WHAT TO DO — Render every line of the data below as a Markdown table with the columns Row and Line, numbering the rows in order and leaving out blank lines.

ENTRIES SHOWN —
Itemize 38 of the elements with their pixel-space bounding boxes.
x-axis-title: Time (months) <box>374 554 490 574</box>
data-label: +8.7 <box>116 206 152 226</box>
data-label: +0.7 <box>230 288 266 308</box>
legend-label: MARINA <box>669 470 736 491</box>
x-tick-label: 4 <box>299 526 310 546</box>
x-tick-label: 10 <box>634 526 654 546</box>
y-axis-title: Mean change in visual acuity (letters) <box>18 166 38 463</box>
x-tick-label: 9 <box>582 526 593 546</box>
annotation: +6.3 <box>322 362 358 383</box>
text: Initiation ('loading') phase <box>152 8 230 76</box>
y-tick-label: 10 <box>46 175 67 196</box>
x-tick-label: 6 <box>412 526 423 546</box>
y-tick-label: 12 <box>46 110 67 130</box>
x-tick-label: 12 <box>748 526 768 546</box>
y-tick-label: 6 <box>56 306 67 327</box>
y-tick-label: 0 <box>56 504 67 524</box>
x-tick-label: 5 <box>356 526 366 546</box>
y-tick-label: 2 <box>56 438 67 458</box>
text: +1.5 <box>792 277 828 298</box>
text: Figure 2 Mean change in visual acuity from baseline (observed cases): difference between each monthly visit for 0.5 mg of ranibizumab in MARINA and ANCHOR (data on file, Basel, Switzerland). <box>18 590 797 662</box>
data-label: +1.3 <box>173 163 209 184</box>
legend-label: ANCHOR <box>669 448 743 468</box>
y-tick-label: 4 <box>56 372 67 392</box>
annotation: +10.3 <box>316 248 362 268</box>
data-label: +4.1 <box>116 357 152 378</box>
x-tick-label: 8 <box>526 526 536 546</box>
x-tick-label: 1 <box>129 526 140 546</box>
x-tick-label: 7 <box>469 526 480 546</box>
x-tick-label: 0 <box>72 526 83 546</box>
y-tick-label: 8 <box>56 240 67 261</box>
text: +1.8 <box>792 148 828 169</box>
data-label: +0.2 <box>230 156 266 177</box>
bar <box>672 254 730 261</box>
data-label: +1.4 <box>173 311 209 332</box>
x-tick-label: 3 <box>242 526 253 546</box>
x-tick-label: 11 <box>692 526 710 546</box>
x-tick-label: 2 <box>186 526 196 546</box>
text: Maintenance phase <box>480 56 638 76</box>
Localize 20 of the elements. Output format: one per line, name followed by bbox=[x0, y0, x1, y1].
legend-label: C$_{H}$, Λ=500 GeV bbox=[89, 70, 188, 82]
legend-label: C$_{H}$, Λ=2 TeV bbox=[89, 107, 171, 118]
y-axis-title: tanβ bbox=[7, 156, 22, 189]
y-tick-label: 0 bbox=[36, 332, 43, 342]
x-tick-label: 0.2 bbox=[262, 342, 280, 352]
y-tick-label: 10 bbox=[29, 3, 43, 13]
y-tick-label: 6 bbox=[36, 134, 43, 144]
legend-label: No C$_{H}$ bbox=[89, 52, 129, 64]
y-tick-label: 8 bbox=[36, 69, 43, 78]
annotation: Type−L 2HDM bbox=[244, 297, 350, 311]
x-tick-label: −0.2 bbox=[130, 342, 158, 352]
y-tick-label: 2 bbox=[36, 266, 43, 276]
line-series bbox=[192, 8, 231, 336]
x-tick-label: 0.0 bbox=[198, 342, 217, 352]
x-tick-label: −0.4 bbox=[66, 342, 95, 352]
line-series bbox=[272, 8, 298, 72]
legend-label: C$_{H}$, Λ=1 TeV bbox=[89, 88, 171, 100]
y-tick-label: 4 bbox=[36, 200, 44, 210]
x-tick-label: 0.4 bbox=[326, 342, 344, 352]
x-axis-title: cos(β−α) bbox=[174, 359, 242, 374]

THE RESULT —
| Row | Line |
|---|---|
| 1 | Itemize 38 of the elements with their pixel-space bounding boxes. |
| 2 | x-axis-title: Time (months) <box>374 554 490 574</box> |
| 3 | data-label: +8.7 <box>116 206 152 226</box> |
| 4 | data-label: +0.7 <box>230 288 266 308</box> |
| 5 | legend-label: MARINA <box>669 470 736 491</box> |
| 6 | x-tick-label: 4 <box>299 526 310 546</box> |
| 7 | x-tick-label: 10 <box>634 526 654 546</box> |
| 8 | y-axis-title: Mean change in visual acuity (letters) <box>18 166 38 463</box> |
| 9 | x-tick-label: 9 <box>582 526 593 546</box> |
| 10 | annotation: +6.3 <box>322 362 358 383</box> |
| 11 | text: Initiation ('loading') phase <box>152 8 230 76</box> |
| 12 | y-tick-label: 10 <box>46 175 67 196</box> |
| 13 | x-tick-label: 6 <box>412 526 423 546</box> |
| 14 | y-tick-label: 12 <box>46 110 67 130</box> |
| 15 | x-tick-label: 12 <box>748 526 768 546</box> |
| 16 | y-tick-label: 6 <box>56 306 67 327</box> |
| 17 | y-tick-label: 0 <box>56 504 67 524</box> |
| 18 | x-tick-label: 5 <box>356 526 366 546</box> |
| 19 | y-tick-label: 2 <box>56 438 67 458</box> |
| 20 | text: +1.5 <box>792 277 828 298</box> |
| 21 | text: Figure 2 Mean change in visual acuity from baseline (observed cases): difference between each monthly visit for 0.5 mg of ranibizumab in MARINA and ANCHOR (data on file, Basel, Switzerland). <box>18 590 797 662</box> |
| 22 | data-label: +1.3 <box>173 163 209 184</box> |
| 23 | legend-label: ANCHOR <box>669 448 743 468</box> |
| 24 | y-tick-label: 4 <box>56 372 67 392</box> |
| 25 | annotation: +10.3 <box>316 248 362 268</box> |
| 26 | data-label: +4.1 <box>116 357 152 378</box> |
| 27 | x-tick-label: 8 <box>526 526 536 546</box> |
| 28 | x-tick-label: 1 <box>129 526 140 546</box> |
| 29 | x-tick-label: 7 <box>469 526 480 546</box> |
| 30 | x-tick-label: 0 <box>72 526 83 546</box> |
| 31 | y-tick-label: 8 <box>56 240 67 261</box> |
| 32 | text: +1.8 <box>792 148 828 169</box> |
| 33 | data-label: +0.2 <box>230 156 266 177</box> |
| 34 | bar <box>672 254 730 261</box> |
| 35 | data-label: +1.4 <box>173 311 209 332</box> |
| 36 | x-tick-label: 3 <box>242 526 253 546</box> |
| 37 | x-tick-label: 11 <box>692 526 710 546</box> |
| 38 | x-tick-label: 2 <box>186 526 196 546</box> |
| 39 | text: Maintenance phase <box>480 56 638 76</box> |
| 40 | Localize 20 of the elements. Output format: one per line, name followed by bbox=[x0, y0, x1, y1]. |
| 41 | legend-label: C$_{H}$, Λ=500 GeV bbox=[89, 70, 188, 82] |
| 42 | legend-label: C$_{H}$, Λ=2 TeV bbox=[89, 107, 171, 118] |
| 43 | y-axis-title: tanβ bbox=[7, 156, 22, 189] |
| 44 | y-tick-label: 0 bbox=[36, 332, 43, 342] |
| 45 | x-tick-label: 0.2 bbox=[262, 342, 280, 352] |
| 46 | y-tick-label: 10 bbox=[29, 3, 43, 13] |
| 47 | y-tick-label: 6 bbox=[36, 134, 43, 144] |
| 48 | legend-label: No C$_{H}$ bbox=[89, 52, 129, 64] |
| 49 | y-tick-label: 8 bbox=[36, 69, 43, 78] |
| 50 | annotation: Type−L 2HDM bbox=[244, 297, 350, 311] |
| 51 | x-tick-label: −0.2 bbox=[130, 342, 158, 352] |
| 52 | y-tick-label: 2 bbox=[36, 266, 43, 276] |
| 53 | line-series bbox=[192, 8, 231, 336] |
| 54 | x-tick-label: 0.0 bbox=[198, 342, 217, 352] |
| 55 | x-tick-label: −0.4 bbox=[66, 342, 95, 352] |
| 56 | line-series bbox=[272, 8, 298, 72] |
| 57 | legend-label: C$_{H}$, Λ=1 TeV bbox=[89, 88, 171, 100] |
| 58 | y-tick-label: 4 bbox=[36, 200, 44, 210] |
| 59 | x-tick-label: 0.4 bbox=[326, 342, 344, 352] |
| 60 | x-axis-title: cos(β−α) bbox=[174, 359, 242, 374] |